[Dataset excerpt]
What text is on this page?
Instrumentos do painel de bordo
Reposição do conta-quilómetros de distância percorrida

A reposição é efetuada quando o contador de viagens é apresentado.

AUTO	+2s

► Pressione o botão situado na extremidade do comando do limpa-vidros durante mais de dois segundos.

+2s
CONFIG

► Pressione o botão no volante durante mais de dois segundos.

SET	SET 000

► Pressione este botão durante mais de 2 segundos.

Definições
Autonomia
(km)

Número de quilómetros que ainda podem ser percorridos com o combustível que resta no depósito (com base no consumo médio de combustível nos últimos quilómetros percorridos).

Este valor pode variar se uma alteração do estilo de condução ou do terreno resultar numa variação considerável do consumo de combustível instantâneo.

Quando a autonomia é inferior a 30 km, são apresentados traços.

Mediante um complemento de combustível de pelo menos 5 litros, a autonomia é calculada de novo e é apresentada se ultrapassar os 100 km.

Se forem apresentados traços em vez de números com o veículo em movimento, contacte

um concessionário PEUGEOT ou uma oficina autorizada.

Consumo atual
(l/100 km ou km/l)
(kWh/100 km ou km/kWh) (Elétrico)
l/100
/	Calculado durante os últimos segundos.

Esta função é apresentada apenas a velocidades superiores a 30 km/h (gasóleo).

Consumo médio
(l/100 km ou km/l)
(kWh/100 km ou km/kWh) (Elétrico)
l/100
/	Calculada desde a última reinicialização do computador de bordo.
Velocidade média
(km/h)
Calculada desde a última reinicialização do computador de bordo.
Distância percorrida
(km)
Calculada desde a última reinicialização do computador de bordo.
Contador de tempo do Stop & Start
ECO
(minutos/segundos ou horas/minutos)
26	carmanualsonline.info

**WHAT TO WORK ON**
Using the records above, gather all lines where the string "Pressione" is present.

**RESULT OF THIS TASK**
► Pressione o botão situado na extremidade do comando do limpa-vidros durante mais de dois segundos.
► Pressione o botão no volante durante mais de dois segundos.
► Pressione este botão durante mais de 2 segundos.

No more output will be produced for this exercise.